** Begin **
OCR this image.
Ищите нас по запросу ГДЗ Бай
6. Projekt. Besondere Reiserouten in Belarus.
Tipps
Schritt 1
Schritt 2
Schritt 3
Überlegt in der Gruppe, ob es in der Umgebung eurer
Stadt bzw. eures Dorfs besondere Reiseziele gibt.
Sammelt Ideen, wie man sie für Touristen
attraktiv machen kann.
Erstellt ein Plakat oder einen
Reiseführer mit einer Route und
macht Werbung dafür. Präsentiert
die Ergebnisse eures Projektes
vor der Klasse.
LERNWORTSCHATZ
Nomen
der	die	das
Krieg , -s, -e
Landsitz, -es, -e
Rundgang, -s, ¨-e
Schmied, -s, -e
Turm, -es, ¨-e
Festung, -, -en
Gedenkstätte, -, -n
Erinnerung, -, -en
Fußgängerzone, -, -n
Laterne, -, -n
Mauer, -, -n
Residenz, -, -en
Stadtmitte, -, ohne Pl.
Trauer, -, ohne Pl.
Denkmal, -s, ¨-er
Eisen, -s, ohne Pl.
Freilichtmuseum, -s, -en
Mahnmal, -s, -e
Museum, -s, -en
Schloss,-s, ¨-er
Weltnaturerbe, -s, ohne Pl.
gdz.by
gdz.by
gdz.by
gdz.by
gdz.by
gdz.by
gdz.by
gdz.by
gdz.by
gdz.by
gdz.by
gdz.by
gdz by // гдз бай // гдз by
** End **
◆ **What you are asked to do**: Copy out the whole listing exactly as written.

◆ **Solution for this exercise**:
OCR this image.
Ищите нас по запросу ГДЗ Бай
6. Projekt. Besondere Reiserouten in Belarus.
Tipps
Schritt 1
Schritt 2
Schritt 3
Überlegt in der Gruppe, ob es in der Umgebung eurer
Stadt bzw. eures Dorfs besondere Reiseziele gibt.
Sammelt Ideen, wie man sie für Touristen
attraktiv machen kann.
Erstellt ein Plakat oder einen
Reiseführer mit einer Route und
macht Werbung dafür. Präsentiert
die Ergebnisse eures Projektes
vor der Klasse.
LERNWORTSCHATZ
Nomen
der	die	das
Krieg , -s, -e
Landsitz, -es, -e
Rundgang, -s, ¨-e
Schmied, -s, -e
Turm, -es, ¨-e
Festung, -, -en
Gedenkstätte, -, -n
Erinnerung, -, -en
Fußgängerzone, -, -n
Laterne, -, -n
Mauer, -, -n
Residenz, -, -en
Stadtmitte, -, ohne Pl.
Trauer, -, ohne Pl.
Denkmal, -s, ¨-er
Eisen, -s, ohne Pl.
Freilichtmuseum, -s, -en
Mahnmal, -s, -e
Museum, -s, -en
Schloss,-s, ¨-er
Weltnaturerbe, -s, ohne Pl.
gdz.by
gdz.by
gdz.by
gdz.by
gdz.by
gdz.by
gdz.by
gdz.by
gdz.by
gdz.by
gdz.by
gdz.by
gdz by // гдз бай // гдз by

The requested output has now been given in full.